● Requirements
Images should be left out, and everything else in the listing reproduced exactly.

● Records supplied
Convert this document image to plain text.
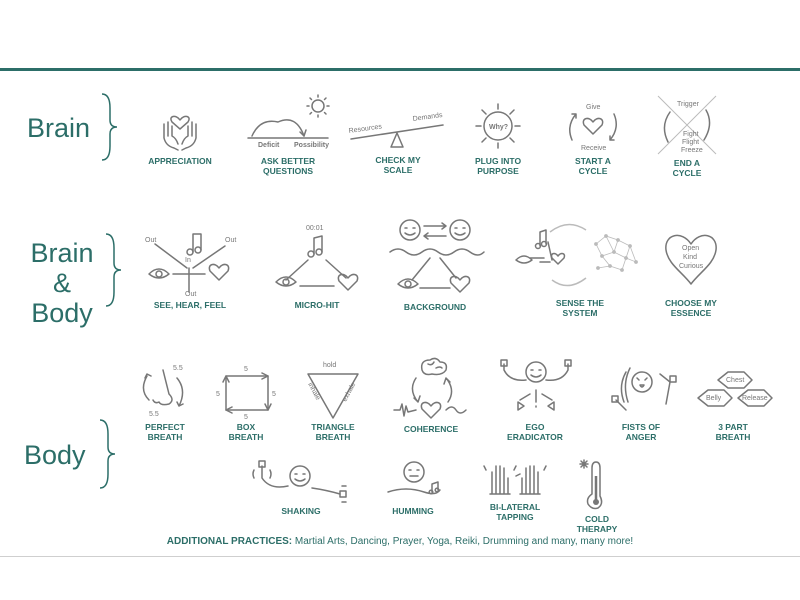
Brain
Brain
& Body
Body
APPRECIATION
Deficit Possibility
ASK BETTER
QUESTIONS
Resources
Demands
CHECK MY
SCALE
Why?
PLUG INTO
PURPOSE
Give
Receive
START A
CYCLE
Trigger
Fight
Flight
Freeze
END A
CYCLE
Out	Out
In
Out
SEE, HEAR, FEEL
00:01
MICRO-HIT	BACKGROUND	SENSE THE
SYSTEM
Open
Kind
Curious
CHOOSE MY
ESSENCE
5.5
5.5
PERFECT
BREATH
5
5
5
5
BOX
BREATH
hold
inhale	exhale
TRIANGLE
BREATH
COHERENCE	EGO
ERADICATOR
FISTS OF
ANGER
Chest
Belly	Release
3 PART
BREATH
SHAKING	HUMMING	BI-LATERAL
TAPPING	COLD
THERAPY
ADDITIONAL PRACTICES: Martial Arts, Dancing, Prayer, Yoga, Reiki, Drumming and many, many more!
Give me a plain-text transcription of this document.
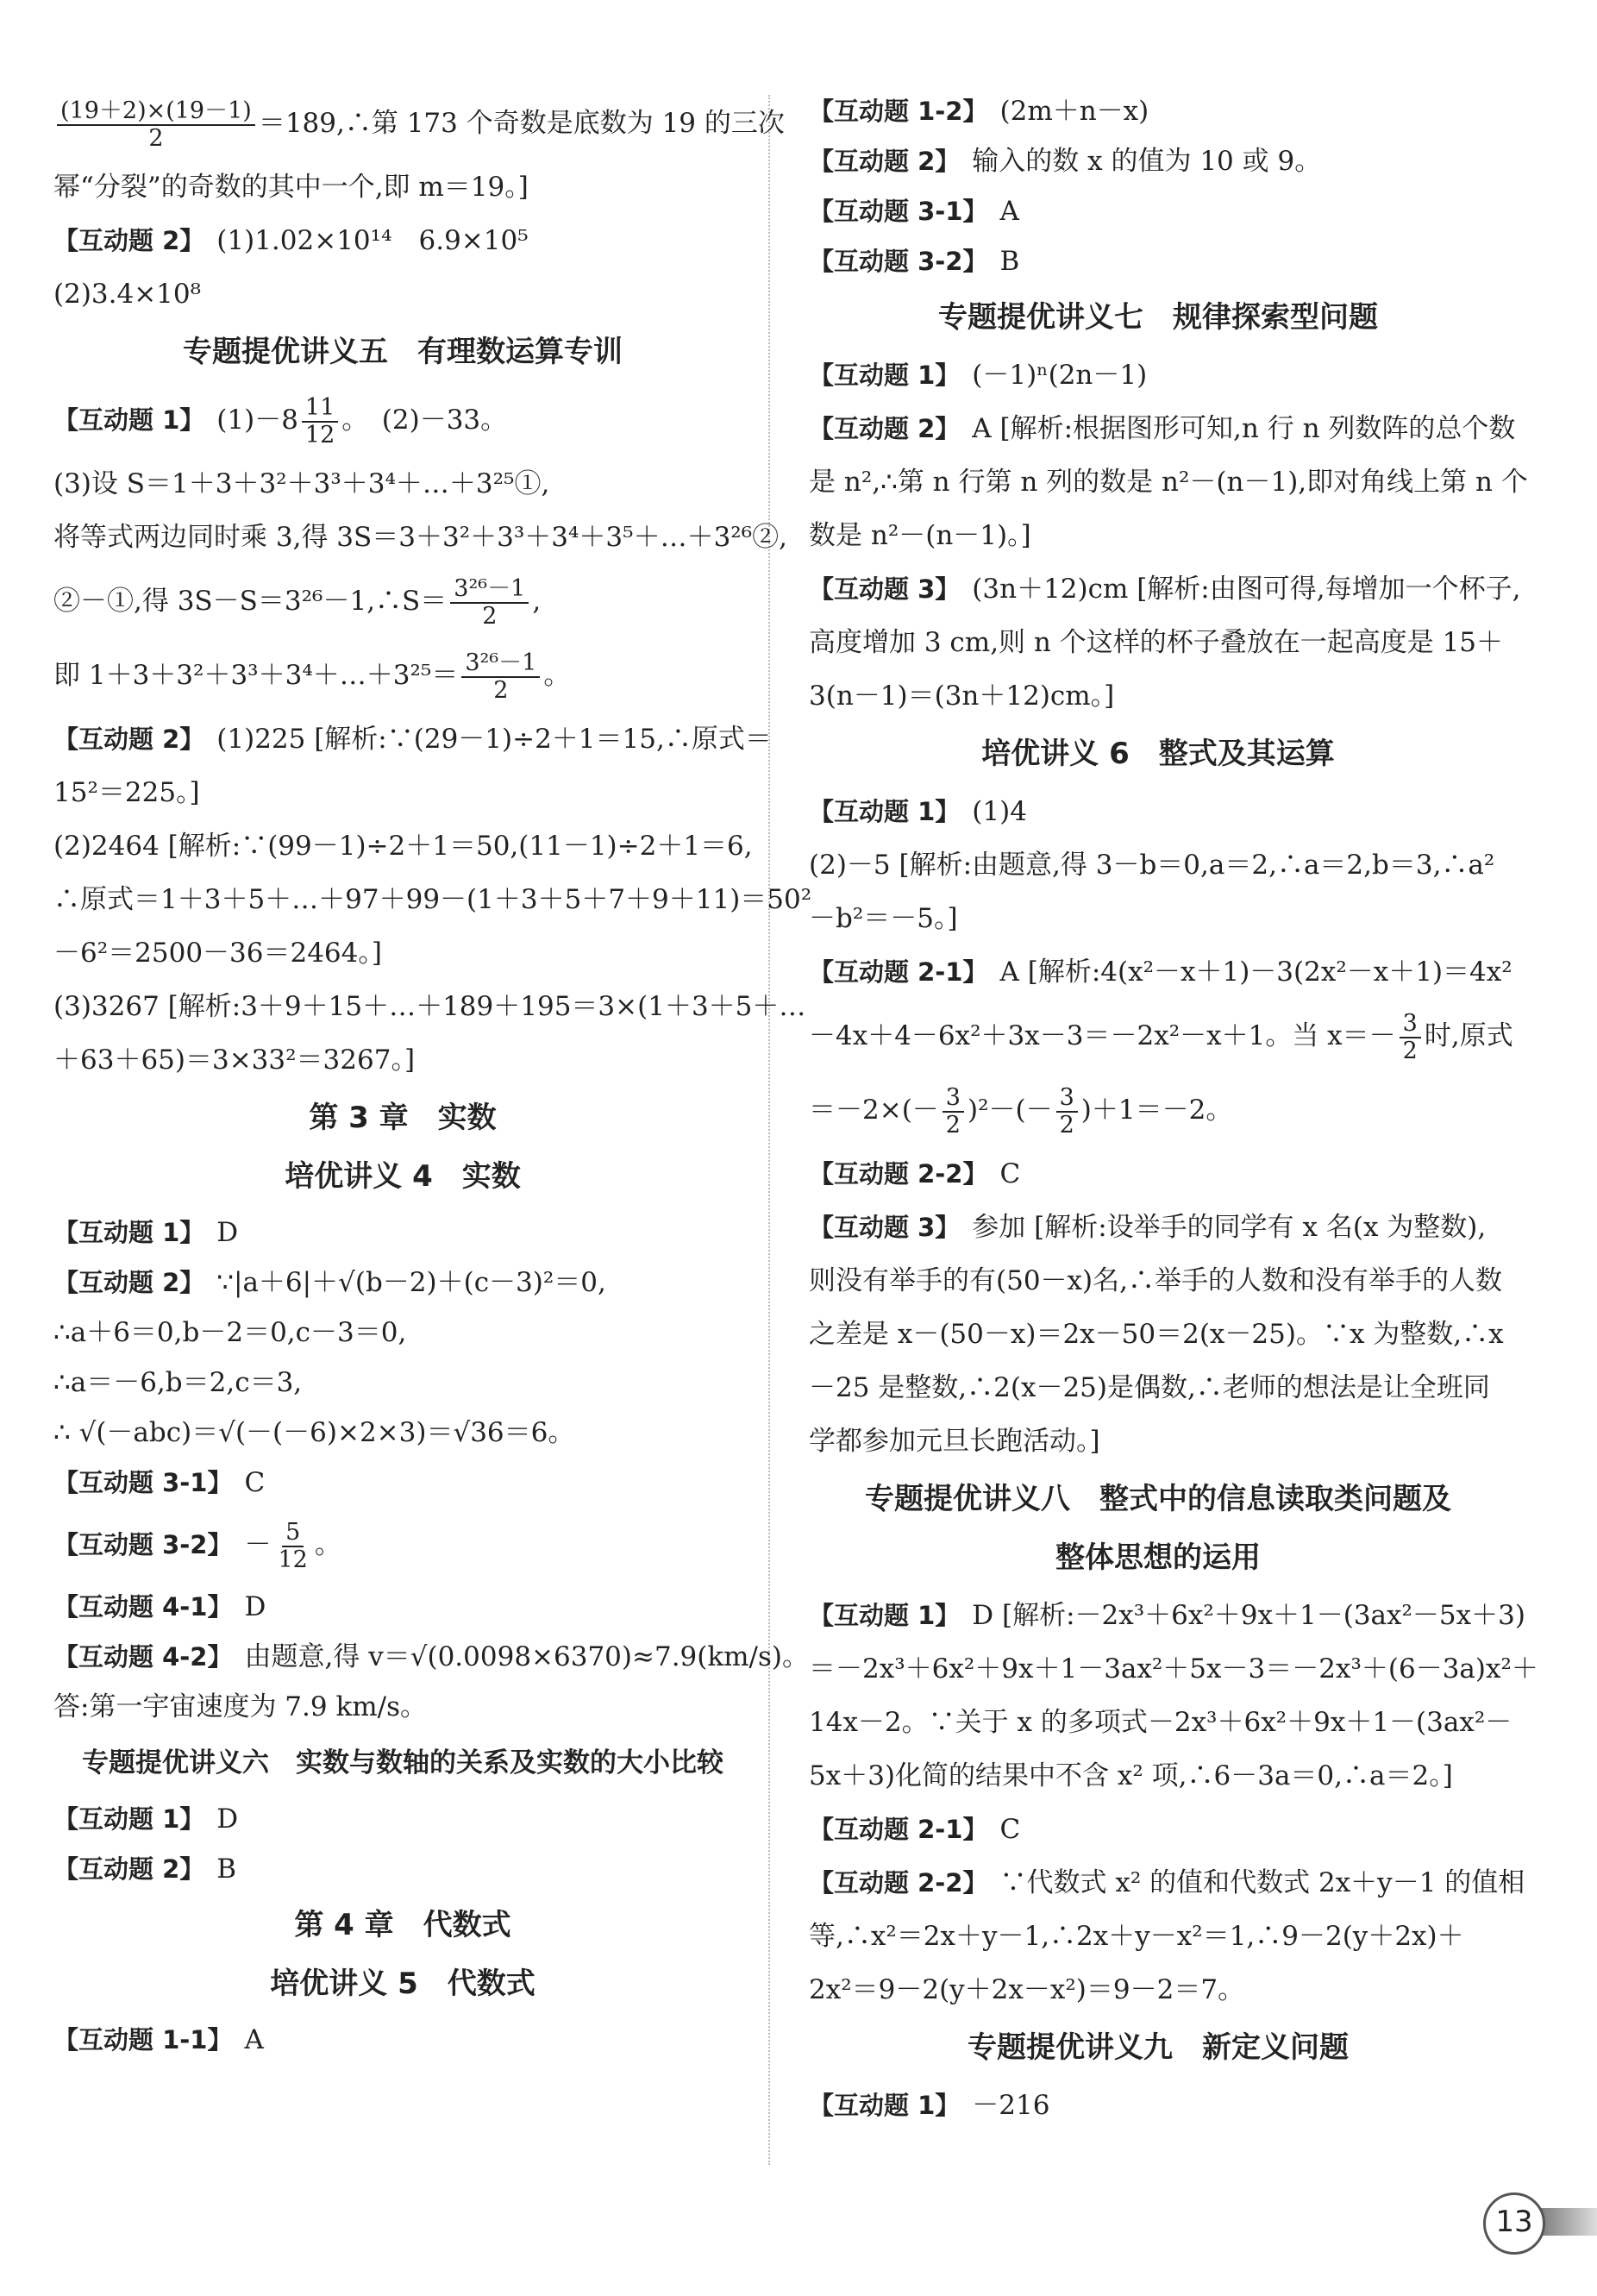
$\frac{(19+2)\times(19-1)}{2}$ ＝189,∴第 173 个奇数是底数为 19 的三次
幂“分裂”的奇数的其中一个,即 m＝19。]
【互动题 2】 (1)1.02×10¹⁴　6.9×10⁵
(2)3.4×10⁸
专题提优讲义五　有理数运算专训
【互动题 1】 $(1)-8 \frac{11}{12}$ 。　(2)－33。
(3)设 S＝1＋3＋3²＋3³＋3⁴＋…＋3²⁵①,
将等式两边同时乘 3,得 3S＝3＋3²＋3³＋3⁴＋3⁵＋…＋3²⁶②,
②－①,得 3S－S＝3²⁶－1,∴S＝ $\frac{\text{3²⁶－1}}{2}$ ,
即 1＋3＋3²＋3³＋3⁴＋…＋3²⁵＝ $\frac{\text{3²⁶－1}}{2}$ 。
【互动题 2】 (1)225 [解析:∵(29－1)÷2＋1＝15,∴原式＝
15²＝225。]
(2)2464 [解析:∵(99－1)÷2＋1＝50,(11－1)÷2＋1＝6,
∴原式＝1＋3＋5＋…＋97＋99－(1＋3＋5＋7＋9＋11)＝50²
－6²＝2500－36＝2464。]
(3)3267 [解析:3＋9＋15＋…＋189＋195＝3×(1＋3＋5＋…
＋63＋65)＝3×33²＝3267。]
第 3 章　实数
培优讲义 4　实数
【互动题 1】 D
【互动题 2】 ∵|a＋6|＋√(b－2)＋(c－3)²＝0,
∴a＋6＝0,b－2＝0,c－3＝0,
∴a＝－6,b＝2,c＝3,
∴ √(－abc)＝√(－(－6)×2×3)＝√36＝6。
【互动题 3-1】 C
【互动题 3-2】 － $\frac{5}{12}$ 。
【互动题 4-1】 D
【互动题 4-2】 由题意,得 v＝√(0.0098×6370)≈7.9(km/s)。
答:第一宇宙速度为 7.9 km/s。
专题提优讲义六　实数与数轴的关系及实数的大小比较
【互动题 1】 D
【互动题 2】 B
第 4 章　代数式
培优讲义 5　代数式
【互动题 1-1】 A
【互动题 1-2】 (2m＋n－x)
【互动题 2】 输入的数 x 的值为 10 或 9。
【互动题 3-1】 A
【互动题 3-2】 B
专题提优讲义七　规律探索型问题
【互动题 1】 (－1)ⁿ(2n－1)
【互动题 2】 A [解析:根据图形可知,n 行 n 列数阵的总个数
是 n²,∴第 n 行第 n 列的数是 n²－(n－1),即对角线上第 n 个
数是 n²－(n－1)。]
【互动题 3】 (3n＋12)cm [解析:由图可得,每增加一个杯子,
高度增加 3 cm,则 n 个这样的杯子叠放在一起高度是 15＋
3(n－1)＝(3n＋12)cm。]
培优讲义 6　整式及其运算
【互动题 1】 (1)4
(2)－5 [解析:由题意,得 3－b＝0,a＝2,∴a＝2,b＝3,∴a²
－b²＝－5。]
【互动题 2-1】 A [解析:4(x²－x＋1)－3(2x²－x＋1)＝4x²
－4x＋4－6x²＋3x－3＝－2x²－x＋1。当 $x=- \frac{3}{2}$ 时,原式
$=-2\times(- \frac{3}{2} )^2-(- \frac{3}{2} )+1=-2$。
【互动题 2-2】 C
【互动题 3】 参加 [解析:设举手的同学有 x 名(x 为整数),
则没有举手的有(50－x)名,∴举手的人数和没有举手的人数
之差是 x－(50－x)＝2x－50＝2(x－25)。∵x 为整数,∴x
－25 是整数,∴2(x－25)是偶数,∴老师的想法是让全班同
学都参加元旦长跑活动。]
专题提优讲义八　整式中的信息读取类问题及
整体思想的运用
【互动题 1】 D [解析:－2x³＋6x²＋9x＋1－(3ax²－5x＋3)
＝－2x³＋6x²＋9x＋1－3ax²＋5x－3＝－2x³＋(6－3a)x²＋
14x－2。∵关于 x 的多项式－2x³＋6x²＋9x＋1－(3ax²－
5x＋3)化简的结果中不含 x² 项,∴6－3a＝0,∴a＝2。]
【互动题 2-1】 C
【互动题 2-2】 ∵代数式 x² 的值和代数式 2x＋y－1 的值相
等,∴x²＝2x＋y－1,∴2x＋y－x²＝1,∴9－2(y＋2x)＋
2x²＝9－2(y＋2x－x²)＝9－2＝7。
专题提优讲义九　新定义问题
【互动题 1】 －216
13
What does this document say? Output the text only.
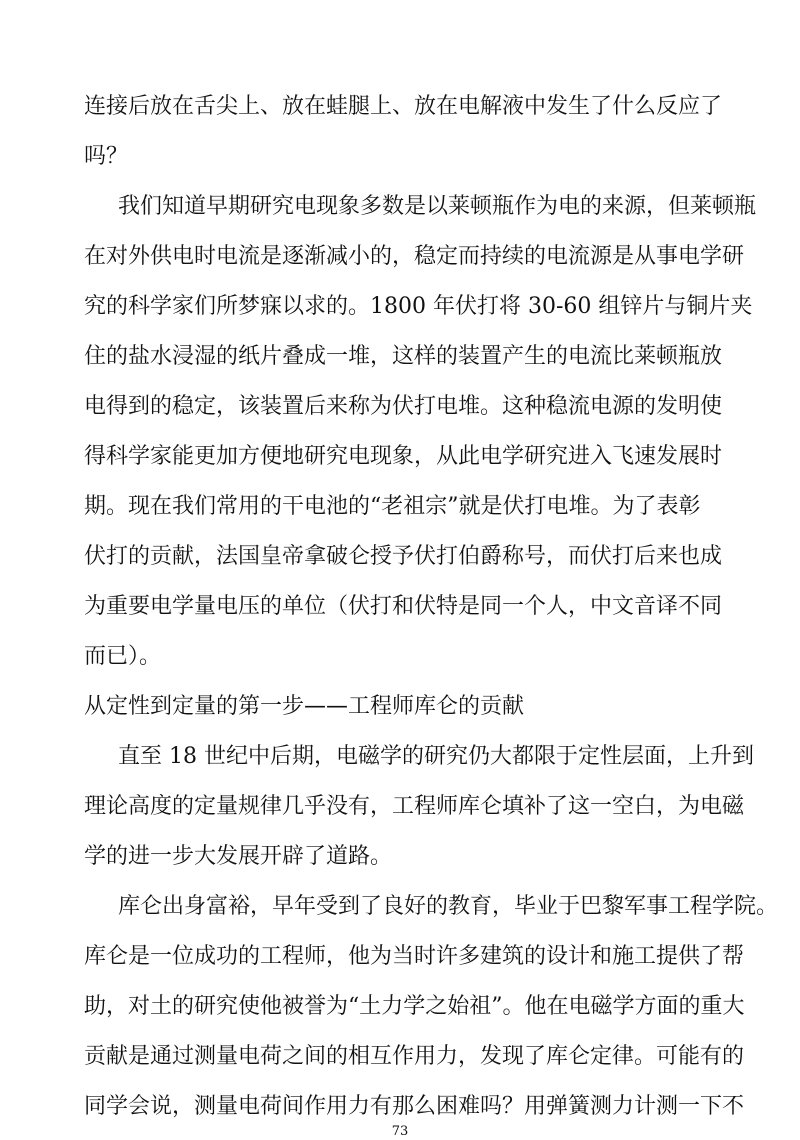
连接后放在舌尖上、放在蛙腿上、放在电解液中发生了什么反应了
吗？
我们知道早期研究电现象多数是以莱顿瓶作为电的来源，但莱顿瓶
在对外供电时电流是逐渐减小的，稳定而持续的电流源是从事电学研
究的科学家们所梦寐以求的。1800 年伏打将 30-60 组锌片与铜片夹
住的盐水浸湿的纸片叠成一堆，这样的装置产生的电流比莱顿瓶放
电得到的稳定，该装置后来称为伏打电堆。这种稳流电源的发明使
得科学家能更加方便地研究电现象，从此电学研究进入飞速发展时
期。现在我们常用的干电池的“老祖宗”就是伏打电堆。为了表彰
伏打的贡献，法国皇帝拿破仑授予伏打伯爵称号，而伏打后来也成
为重要电学量电压的单位（伏打和伏特是同一个人，中文音译不同
而已）。
从定性到定量的第一步——工程师库仑的贡献
直至 18 世纪中后期，电磁学的研究仍大都限于定性层面，上升到
理论高度的定量规律几乎没有，工程师库仑填补了这一空白，为电磁
学的进一步大发展开辟了道路。
库仑出身富裕，早年受到了良好的教育，毕业于巴黎军事工程学院。
库仑是一位成功的工程师，他为当时许多建筑的设计和施工提供了帮
助，对土的研究使他被誉为“土力学之始祖”。他在电磁学方面的重大
贡献是通过测量电荷之间的相互作用力，发现了库仑定律。可能有的
同学会说，测量电荷间作用力有那么困难吗？用弹簧测力计测一下不
73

● The answer
Convert this document image to plain text.
Brain
Brain
& Body
Body
APPRECIATION
Deficit Possibility
ASK BETTER
QUESTIONS
Resources
Demands
CHECK MY
SCALE
Why?
PLUG INTO
PURPOSE
Give
Receive
START A
CYCLE
Trigger
Fight
Flight
Freeze
END A
CYCLE
Out	Out
In
Out
SEE, HEAR, FEEL
00:01
MICRO-HIT	BACKGROUND	SENSE THE
SYSTEM
Open
Kind
Curious
CHOOSE MY
ESSENCE
5.5
5.5
PERFECT
BREATH
5
5
5
5
BOX
BREATH
hold
inhale	exhale
TRIANGLE
BREATH
COHERENCE	EGO
ERADICATOR
FISTS OF
ANGER
Chest
Belly	Release
3 PART
BREATH
SHAKING	HUMMING	BI-LATERAL
TAPPING	COLD
THERAPY
ADDITIONAL PRACTICES: Martial Arts, Dancing, Prayer, Yoga, Reiki, Drumming and many, many more!
Give me a plain-text transcription of this document.
$\frac{(19+2)\times(19-1)}{2}$ ＝189,∴第 173 个奇数是底数为 19 的三次
幂“分裂”的奇数的其中一个,即 m＝19。]
【互动题 2】 (1)1.02×10¹⁴　6.9×10⁵
(2)3.4×10⁸
专题提优讲义五　有理数运算专训
【互动题 1】 $(1)-8 \frac{11}{12}$ 。　(2)－33。
(3)设 S＝1＋3＋3²＋3³＋3⁴＋…＋3²⁵①,
将等式两边同时乘 3,得 3S＝3＋3²＋3³＋3⁴＋3⁵＋…＋3²⁶②,
②－①,得 3S－S＝3²⁶－1,∴S＝ $\frac{\text{3²⁶－1}}{2}$ ,
即 1＋3＋3²＋3³＋3⁴＋…＋3²⁵＝ $\frac{\text{3²⁶－1}}{2}$ 。
【互动题 2】 (1)225 [解析:∵(29－1)÷2＋1＝15,∴原式＝
15²＝225。]
(2)2464 [解析:∵(99－1)÷2＋1＝50,(11－1)÷2＋1＝6,
∴原式＝1＋3＋5＋…＋97＋99－(1＋3＋5＋7＋9＋11)＝50²
－6²＝2500－36＝2464。]
(3)3267 [解析:3＋9＋15＋…＋189＋195＝3×(1＋3＋5＋…
＋63＋65)＝3×33²＝3267。]
第 3 章　实数
培优讲义 4　实数
【互动题 1】 D
【互动题 2】 ∵|a＋6|＋√(b－2)＋(c－3)²＝0,
∴a＋6＝0,b－2＝0,c－3＝0,
∴a＝－6,b＝2,c＝3,
∴ √(－abc)＝√(－(－6)×2×3)＝√36＝6。
【互动题 3-1】 C
【互动题 3-2】 － $\frac{5}{12}$ 。
【互动题 4-1】 D
【互动题 4-2】 由题意,得 v＝√(0.0098×6370)≈7.9(km/s)。
答:第一宇宙速度为 7.9 km/s。
专题提优讲义六　实数与数轴的关系及实数的大小比较
【互动题 1】 D
【互动题 2】 B
第 4 章　代数式
培优讲义 5　代数式
【互动题 1-1】 A
【互动题 1-2】 (2m＋n－x)
【互动题 2】 输入的数 x 的值为 10 或 9。
【互动题 3-1】 A
【互动题 3-2】 B
专题提优讲义七　规律探索型问题
【互动题 1】 (－1)ⁿ(2n－1)
【互动题 2】 A [解析:根据图形可知,n 行 n 列数阵的总个数
是 n²,∴第 n 行第 n 列的数是 n²－(n－1),即对角线上第 n 个
数是 n²－(n－1)。]
【互动题 3】 (3n＋12)cm [解析:由图可得,每增加一个杯子,
高度增加 3 cm,则 n 个这样的杯子叠放在一起高度是 15＋
3(n－1)＝(3n＋12)cm。]
培优讲义 6　整式及其运算
【互动题 1】 (1)4
(2)－5 [解析:由题意,得 3－b＝0,a＝2,∴a＝2,b＝3,∴a²
－b²＝－5。]
【互动题 2-1】 A [解析:4(x²－x＋1)－3(2x²－x＋1)＝4x²
－4x＋4－6x²＋3x－3＝－2x²－x＋1。当 $x=- \frac{3}{2}$ 时,原式
$=-2\times(- \frac{3}{2} )^2-(- \frac{3}{2} )+1=-2$。
【互动题 2-2】 C
【互动题 3】 参加 [解析:设举手的同学有 x 名(x 为整数),
则没有举手的有(50－x)名,∴举手的人数和没有举手的人数
之差是 x－(50－x)＝2x－50＝2(x－25)。∵x 为整数,∴x
－25 是整数,∴2(x－25)是偶数,∴老师的想法是让全班同
学都参加元旦长跑活动。]
专题提优讲义八　整式中的信息读取类问题及
整体思想的运用
【互动题 1】 D [解析:－2x³＋6x²＋9x＋1－(3ax²－5x＋3)
＝－2x³＋6x²＋9x＋1－3ax²＋5x－3＝－2x³＋(6－3a)x²＋
14x－2。∵关于 x 的多项式－2x³＋6x²＋9x＋1－(3ax²－
5x＋3)化简的结果中不含 x² 项,∴6－3a＝0,∴a＝2。]
【互动题 2-1】 C
【互动题 2-2】 ∵代数式 x² 的值和代数式 2x＋y－1 的值相
等,∴x²＝2x＋y－1,∴2x＋y－x²＝1,∴9－2(y＋2x)＋
2x²＝9－2(y＋2x－x²)＝9－2＝7。
专题提优讲义九　新定义问题
【互动题 1】 －216
13
What does this document say? Output the text only.
连接后放在舌尖上、放在蛙腿上、放在电解液中发生了什么反应了
吗？
我们知道早期研究电现象多数是以莱顿瓶作为电的来源，但莱顿瓶
在对外供电时电流是逐渐减小的，稳定而持续的电流源是从事电学研
究的科学家们所梦寐以求的。1800 年伏打将 30-60 组锌片与铜片夹
住的盐水浸湿的纸片叠成一堆，这样的装置产生的电流比莱顿瓶放
电得到的稳定，该装置后来称为伏打电堆。这种稳流电源的发明使
得科学家能更加方便地研究电现象，从此电学研究进入飞速发展时
期。现在我们常用的干电池的“老祖宗”就是伏打电堆。为了表彰
伏打的贡献，法国皇帝拿破仑授予伏打伯爵称号，而伏打后来也成
为重要电学量电压的单位（伏打和伏特是同一个人，中文音译不同
而已）。
从定性到定量的第一步——工程师库仑的贡献
直至 18 世纪中后期，电磁学的研究仍大都限于定性层面，上升到
理论高度的定量规律几乎没有，工程师库仑填补了这一空白，为电磁
学的进一步大发展开辟了道路。
库仑出身富裕，早年受到了良好的教育，毕业于巴黎军事工程学院。
库仑是一位成功的工程师，他为当时许多建筑的设计和施工提供了帮
助，对土的研究使他被誉为“土力学之始祖”。他在电磁学方面的重大
贡献是通过测量电荷之间的相互作用力，发现了库仑定律。可能有的
同学会说，测量电荷间作用力有那么困难吗？用弹簧测力计测一下不
73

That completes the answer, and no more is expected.